TASK:
Do not copy the pictures; transcribe all other material exactly.

* * * * *

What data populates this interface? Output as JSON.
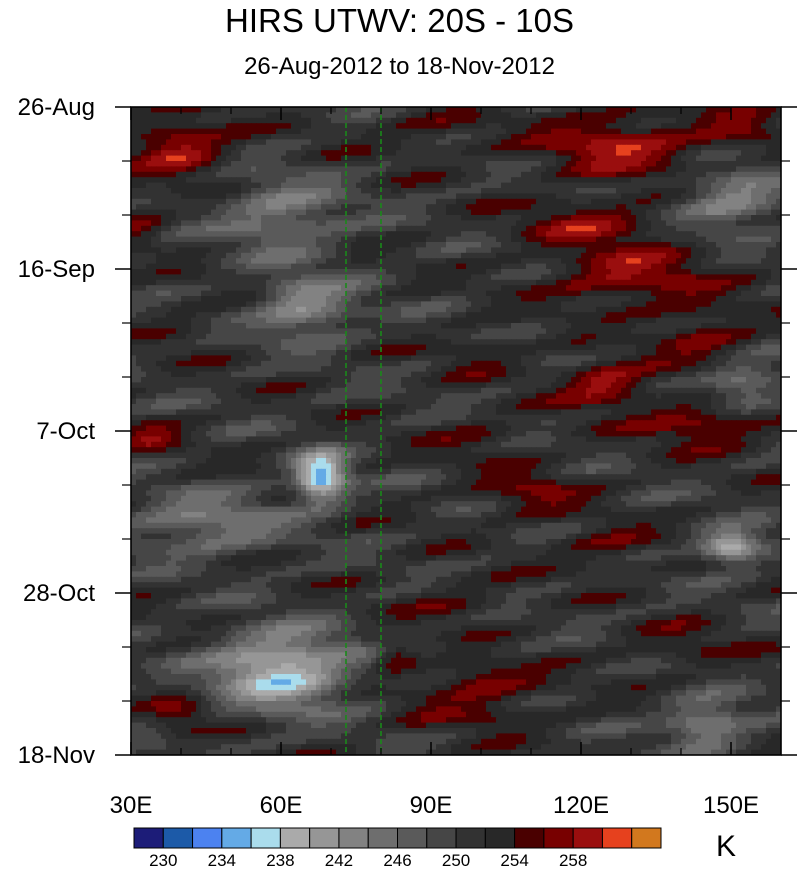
{
  "chart_data": {
    "type": "heatmap",
    "title": "HIRS UTWV: 20S - 10S",
    "subtitle": "26-Aug-2012 to 18-Nov-2012",
    "x_tick_labels": [
      "30E",
      "60E",
      "90E",
      "120E",
      "150E"
    ],
    "x_ticks": [
      30,
      60,
      90,
      120,
      150
    ],
    "x_range": [
      30,
      160
    ],
    "y_tick_labels": [
      "26-Aug",
      "16-Sep",
      "7-Oct",
      "28-Oct",
      "18-Nov"
    ],
    "y_ticks_days": [
      0,
      21,
      42,
      63,
      84
    ],
    "y_range_days": [
      0,
      84
    ],
    "units": "K",
    "colorbar": {
      "levels": [
        228,
        230,
        232,
        234,
        236,
        238,
        240,
        242,
        244,
        246,
        248,
        250,
        252,
        254,
        256,
        258,
        260,
        262
      ],
      "colors": [
        "#1c1c78",
        "#1c5aa8",
        "#4c82f0",
        "#64aae6",
        "#aadcec",
        "#aaaaaa",
        "#969696",
        "#828282",
        "#6e6e6e",
        "#5a5a5a",
        "#464646",
        "#323232",
        "#282828",
        "#4a0000",
        "#780000",
        "#9a0e0e",
        "#e6411e",
        "#d2781e"
      ],
      "tick_labels": [
        "230",
        "234",
        "238",
        "242",
        "246",
        "250",
        "254",
        "258"
      ],
      "tick_values": [
        230,
        234,
        238,
        242,
        246,
        250,
        254,
        258
      ]
    },
    "reference_lines_lon": [
      73,
      80
    ],
    "reference_line_color": "#1a8a1a",
    "features": [
      {
        "lon": 40,
        "day": 5,
        "amp": 8,
        "slon": 10,
        "sday": 4
      },
      {
        "lon": 90,
        "day": 3,
        "amp": 3,
        "slon": 12,
        "sday": 3
      },
      {
        "lon": 128,
        "day": 5,
        "amp": 8,
        "slon": 16,
        "sday": 4
      },
      {
        "lon": 152,
        "day": 3,
        "amp": 4,
        "slon": 8,
        "sday": 3
      },
      {
        "lon": 150,
        "day": 12,
        "amp": -8,
        "slon": 10,
        "sday": 4
      },
      {
        "lon": 60,
        "day": 14,
        "amp": -7,
        "slon": 12,
        "sday": 5
      },
      {
        "lon": 32,
        "day": 15,
        "amp": 4,
        "slon": 5,
        "sday": 3
      },
      {
        "lon": 122,
        "day": 15,
        "amp": 6,
        "slon": 14,
        "sday": 3
      },
      {
        "lon": 130,
        "day": 22,
        "amp": 7,
        "slon": 16,
        "sday": 4
      },
      {
        "lon": 65,
        "day": 26,
        "amp": -9,
        "slon": 9,
        "sday": 4
      },
      {
        "lon": 40,
        "day": 28,
        "amp": 2,
        "slon": 8,
        "sday": 3
      },
      {
        "lon": 145,
        "day": 30,
        "amp": 5,
        "slon": 10,
        "sday": 4
      },
      {
        "lon": 100,
        "day": 32,
        "amp": 3,
        "slon": 8,
        "sday": 3
      },
      {
        "lon": 125,
        "day": 36,
        "amp": 8,
        "slon": 9,
        "sday": 3
      },
      {
        "lon": 152,
        "day": 36,
        "amp": -8,
        "slon": 8,
        "sday": 3
      },
      {
        "lon": 145,
        "day": 41,
        "amp": 7,
        "slon": 12,
        "sday": 3
      },
      {
        "lon": 34,
        "day": 43,
        "amp": 5,
        "slon": 6,
        "sday": 2
      },
      {
        "lon": 68,
        "day": 48,
        "amp": -18,
        "slon": 5,
        "sday": 3
      },
      {
        "lon": 100,
        "day": 43,
        "amp": 3,
        "slon": 10,
        "sday": 3
      },
      {
        "lon": 110,
        "day": 50,
        "amp": 5,
        "slon": 10,
        "sday": 3
      },
      {
        "lon": 45,
        "day": 54,
        "amp": -7,
        "slon": 15,
        "sday": 4
      },
      {
        "lon": 150,
        "day": 57,
        "amp": -14,
        "slon": 6,
        "sday": 2
      },
      {
        "lon": 125,
        "day": 57,
        "amp": 4,
        "slon": 10,
        "sday": 3
      },
      {
        "lon": 95,
        "day": 64,
        "amp": 3,
        "slon": 10,
        "sday": 3
      },
      {
        "lon": 60,
        "day": 73,
        "amp": -14,
        "slon": 13,
        "sday": 5
      },
      {
        "lon": 83,
        "day": 71,
        "amp": 6,
        "slon": 4,
        "sday": 2
      },
      {
        "lon": 100,
        "day": 74,
        "amp": 6,
        "slon": 10,
        "sday": 2
      },
      {
        "lon": 140,
        "day": 70,
        "amp": 3,
        "slon": 12,
        "sday": 3
      },
      {
        "lon": 40,
        "day": 79,
        "amp": 5,
        "slon": 6,
        "sday": 2
      },
      {
        "lon": 100,
        "day": 78,
        "amp": 4,
        "slon": 14,
        "sday": 3
      },
      {
        "lon": 145,
        "day": 80,
        "amp": -9,
        "slon": 8,
        "sday": 3
      }
    ]
  }
}
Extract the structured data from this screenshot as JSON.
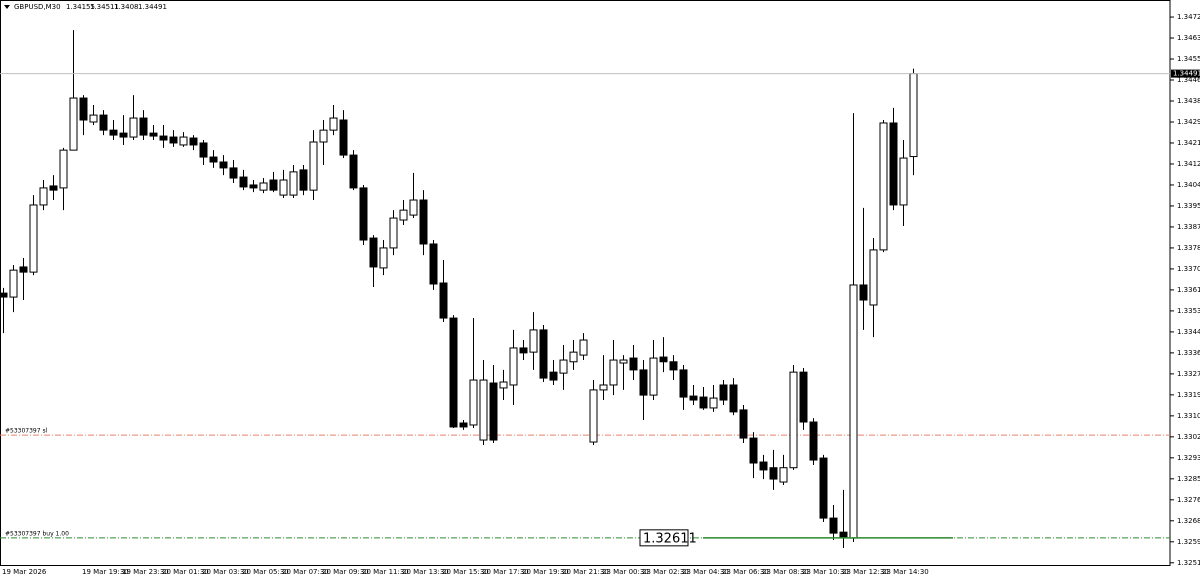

* * * * *

ANSWER IN FULL:
What data populates this interface? Output as JSON.
{
  "chart_data": {
    "type": "heatmap",
    "title": "HIRS UTWV: 20S - 10S",
    "subtitle": "26-Aug-2012 to 18-Nov-2012",
    "x_tick_labels": [
      "30E",
      "60E",
      "90E",
      "120E",
      "150E"
    ],
    "x_ticks": [
      30,
      60,
      90,
      120,
      150
    ],
    "x_range": [
      30,
      160
    ],
    "y_tick_labels": [
      "26-Aug",
      "16-Sep",
      "7-Oct",
      "28-Oct",
      "18-Nov"
    ],
    "y_ticks_days": [
      0,
      21,
      42,
      63,
      84
    ],
    "y_range_days": [
      0,
      84
    ],
    "units": "K",
    "colorbar": {
      "levels": [
        228,
        230,
        232,
        234,
        236,
        238,
        240,
        242,
        244,
        246,
        248,
        250,
        252,
        254,
        256,
        258,
        260,
        262
      ],
      "colors": [
        "#1c1c78",
        "#1c5aa8",
        "#4c82f0",
        "#64aae6",
        "#aadcec",
        "#aaaaaa",
        "#969696",
        "#828282",
        "#6e6e6e",
        "#5a5a5a",
        "#464646",
        "#323232",
        "#282828",
        "#4a0000",
        "#780000",
        "#9a0e0e",
        "#e6411e",
        "#d2781e"
      ],
      "tick_labels": [
        "230",
        "234",
        "238",
        "242",
        "246",
        "250",
        "254",
        "258"
      ],
      "tick_values": [
        230,
        234,
        238,
        242,
        246,
        250,
        254,
        258
      ]
    },
    "reference_lines_lon": [
      73,
      80
    ],
    "reference_line_color": "#1a8a1a",
    "features": [
      {
        "lon": 40,
        "day": 5,
        "amp": 8,
        "slon": 10,
        "sday": 4
      },
      {
        "lon": 90,
        "day": 3,
        "amp": 3,
        "slon": 12,
        "sday": 3
      },
      {
        "lon": 128,
        "day": 5,
        "amp": 8,
        "slon": 16,
        "sday": 4
      },
      {
        "lon": 152,
        "day": 3,
        "amp": 4,
        "slon": 8,
        "sday": 3
      },
      {
        "lon": 150,
        "day": 12,
        "amp": -8,
        "slon": 10,
        "sday": 4
      },
      {
        "lon": 60,
        "day": 14,
        "amp": -7,
        "slon": 12,
        "sday": 5
      },
      {
        "lon": 32,
        "day": 15,
        "amp": 4,
        "slon": 5,
        "sday": 3
      },
      {
        "lon": 122,
        "day": 15,
        "amp": 6,
        "slon": 14,
        "sday": 3
      },
      {
        "lon": 130,
        "day": 22,
        "amp": 7,
        "slon": 16,
        "sday": 4
      },
      {
        "lon": 65,
        "day": 26,
        "amp": -9,
        "slon": 9,
        "sday": 4
      },
      {
        "lon": 40,
        "day": 28,
        "amp": 2,
        "slon": 8,
        "sday": 3
      },
      {
        "lon": 145,
        "day": 30,
        "amp": 5,
        "slon": 10,
        "sday": 4
      },
      {
        "lon": 100,
        "day": 32,
        "amp": 3,
        "slon": 8,
        "sday": 3
      },
      {
        "lon": 125,
        "day": 36,
        "amp": 8,
        "slon": 9,
        "sday": 3
      },
      {
        "lon": 152,
        "day": 36,
        "amp": -8,
        "slon": 8,
        "sday": 3
      },
      {
        "lon": 145,
        "day": 41,
        "amp": 7,
        "slon": 12,
        "sday": 3
      },
      {
        "lon": 34,
        "day": 43,
        "amp": 5,
        "slon": 6,
        "sday": 2
      },
      {
        "lon": 68,
        "day": 48,
        "amp": -18,
        "slon": 5,
        "sday": 3
      },
      {
        "lon": 100,
        "day": 43,
        "amp": 3,
        "slon": 10,
        "sday": 3
      },
      {
        "lon": 110,
        "day": 50,
        "amp": 5,
        "slon": 10,
        "sday": 3
      },
      {
        "lon": 45,
        "day": 54,
        "amp": -7,
        "slon": 15,
        "sday": 4
      },
      {
        "lon": 150,
        "day": 57,
        "amp": -14,
        "slon": 6,
        "sday": 2
      },
      {
        "lon": 125,
        "day": 57,
        "amp": 4,
        "slon": 10,
        "sday": 3
      },
      {
        "lon": 95,
        "day": 64,
        "amp": 3,
        "slon": 10,
        "sday": 3
      },
      {
        "lon": 60,
        "day": 73,
        "amp": -14,
        "slon": 13,
        "sday": 5
      },
      {
        "lon": 83,
        "day": 71,
        "amp": 6,
        "slon": 4,
        "sday": 2
      },
      {
        "lon": 100,
        "day": 74,
        "amp": 6,
        "slon": 10,
        "sday": 2
      },
      {
        "lon": 140,
        "day": 70,
        "amp": 3,
        "slon": 12,
        "sday": 3
      },
      {
        "lon": 40,
        "day": 79,
        "amp": 5,
        "slon": 6,
        "sday": 2
      },
      {
        "lon": 100,
        "day": 78,
        "amp": 4,
        "slon": 14,
        "sday": 3
      },
      {
        "lon": 145,
        "day": 80,
        "amp": -9,
        "slon": 8,
        "sday": 3
      }
    ]
  }
}
Extract the structured data from this screenshot as JSON.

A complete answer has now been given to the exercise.